> **Set task**
Filter the entries, keeping every line with the word "JSON".

> **Material shown**

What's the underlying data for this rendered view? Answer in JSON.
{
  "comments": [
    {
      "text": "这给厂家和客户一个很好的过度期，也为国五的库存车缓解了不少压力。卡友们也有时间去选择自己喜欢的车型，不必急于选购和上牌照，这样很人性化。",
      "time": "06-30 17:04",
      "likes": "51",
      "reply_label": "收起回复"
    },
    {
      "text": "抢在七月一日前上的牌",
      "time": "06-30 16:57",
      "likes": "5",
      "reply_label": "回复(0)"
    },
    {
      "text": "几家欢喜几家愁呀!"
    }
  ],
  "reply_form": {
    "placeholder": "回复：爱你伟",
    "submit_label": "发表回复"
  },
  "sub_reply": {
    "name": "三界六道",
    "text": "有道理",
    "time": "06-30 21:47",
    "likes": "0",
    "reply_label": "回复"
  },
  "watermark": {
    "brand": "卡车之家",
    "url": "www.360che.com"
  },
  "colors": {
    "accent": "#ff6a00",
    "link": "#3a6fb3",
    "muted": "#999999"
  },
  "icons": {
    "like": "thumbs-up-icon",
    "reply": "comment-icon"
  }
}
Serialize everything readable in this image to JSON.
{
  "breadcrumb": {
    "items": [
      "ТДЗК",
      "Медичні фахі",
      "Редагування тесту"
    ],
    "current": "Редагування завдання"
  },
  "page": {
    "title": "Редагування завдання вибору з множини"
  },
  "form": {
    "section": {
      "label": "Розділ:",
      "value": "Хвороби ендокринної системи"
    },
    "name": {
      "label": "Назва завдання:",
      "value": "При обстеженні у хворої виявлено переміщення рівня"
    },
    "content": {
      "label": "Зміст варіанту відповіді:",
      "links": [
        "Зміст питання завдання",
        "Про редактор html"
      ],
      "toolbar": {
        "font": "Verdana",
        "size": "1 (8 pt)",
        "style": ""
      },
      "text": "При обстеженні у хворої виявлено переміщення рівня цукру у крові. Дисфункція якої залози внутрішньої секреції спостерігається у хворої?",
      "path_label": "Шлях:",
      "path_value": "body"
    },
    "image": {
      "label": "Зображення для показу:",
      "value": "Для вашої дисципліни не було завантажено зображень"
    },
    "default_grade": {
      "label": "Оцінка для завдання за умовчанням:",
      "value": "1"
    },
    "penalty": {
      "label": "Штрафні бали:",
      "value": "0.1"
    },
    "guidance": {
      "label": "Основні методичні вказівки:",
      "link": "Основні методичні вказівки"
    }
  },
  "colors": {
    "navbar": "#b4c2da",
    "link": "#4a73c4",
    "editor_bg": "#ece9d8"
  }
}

> **Correct result**
What's the underlying data for this rendered view? Answer in JSON.
Serialize everything readable in this image to JSON.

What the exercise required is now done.